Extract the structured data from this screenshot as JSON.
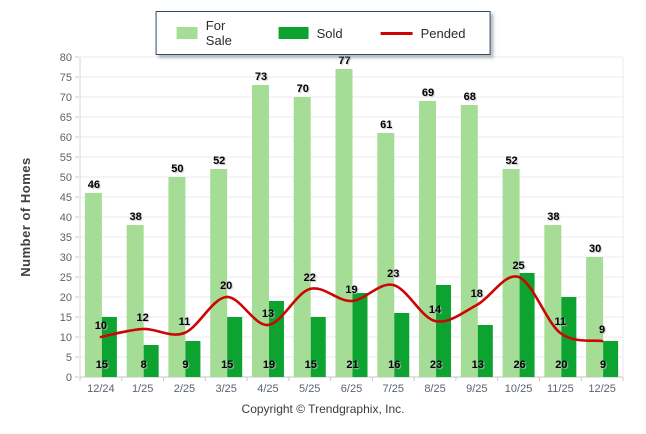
{
  "chart_data": {
    "type": "bar+line",
    "categories": [
      "12/24",
      "1/25",
      "2/25",
      "3/25",
      "4/25",
      "5/25",
      "6/25",
      "7/25",
      "8/25",
      "9/25",
      "10/25",
      "11/25",
      "12/25"
    ],
    "series": [
      {
        "name": "For Sale",
        "type": "bar",
        "color": "#a5dd96",
        "values": [
          46,
          38,
          50,
          52,
          73,
          70,
          77,
          61,
          69,
          68,
          52,
          38,
          30
        ]
      },
      {
        "name": "Sold",
        "type": "bar",
        "color": "#0da330",
        "values": [
          15,
          8,
          9,
          15,
          19,
          15,
          21,
          16,
          23,
          13,
          26,
          20,
          9
        ]
      },
      {
        "name": "Pended",
        "type": "line",
        "color": "#cc0605",
        "values": [
          10,
          12,
          11,
          20,
          13,
          22,
          19,
          23,
          14,
          18,
          25,
          11,
          9
        ]
      }
    ],
    "title": "",
    "xlabel": "",
    "ylabel": "Number of Homes",
    "ylim": [
      0,
      80
    ],
    "ytick_step": 5,
    "grid": "horizontal",
    "legend_position": "top-center",
    "grid_color": "#ebebeb",
    "baseline_color": "#c6c6c6",
    "axis_text_color": "#5a6372"
  },
  "footer": {
    "copyright": "Copyright © Trendgraphix, Inc."
  }
}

⁂

* TO BE DONE:
Reproduce all of the data exactly; the pictures do not belong in the copy.

* TASK RESULT:
Extract the structured data from this screenshot as JSON.
{
  "chart_data": {
    "type": "bar+line",
    "categories": [
      "12/24",
      "1/25",
      "2/25",
      "3/25",
      "4/25",
      "5/25",
      "6/25",
      "7/25",
      "8/25",
      "9/25",
      "10/25",
      "11/25",
      "12/25"
    ],
    "series": [
      {
        "name": "For Sale",
        "type": "bar",
        "color": "#a5dd96",
        "values": [
          46,
          38,
          50,
          52,
          73,
          70,
          77,
          61,
          69,
          68,
          52,
          38,
          30
        ]
      },
      {
        "name": "Sold",
        "type": "bar",
        "color": "#0da330",
        "values": [
          15,
          8,
          9,
          15,
          19,
          15,
          21,
          16,
          23,
          13,
          26,
          20,
          9
        ]
      },
      {
        "name": "Pended",
        "type": "line",
        "color": "#cc0605",
        "values": [
          10,
          12,
          11,
          20,
          13,
          22,
          19,
          23,
          14,
          18,
          25,
          11,
          9
        ]
      }
    ],
    "title": "",
    "xlabel": "",
    "ylabel": "Number of Homes",
    "ylim": [
      0,
      80
    ],
    "ytick_step": 5,
    "grid": "horizontal",
    "legend_position": "top-center",
    "grid_color": "#ebebeb",
    "baseline_color": "#c6c6c6",
    "axis_text_color": "#5a6372"
  },
  "footer": {
    "copyright": "Copyright © Trendgraphix, Inc."
  }
}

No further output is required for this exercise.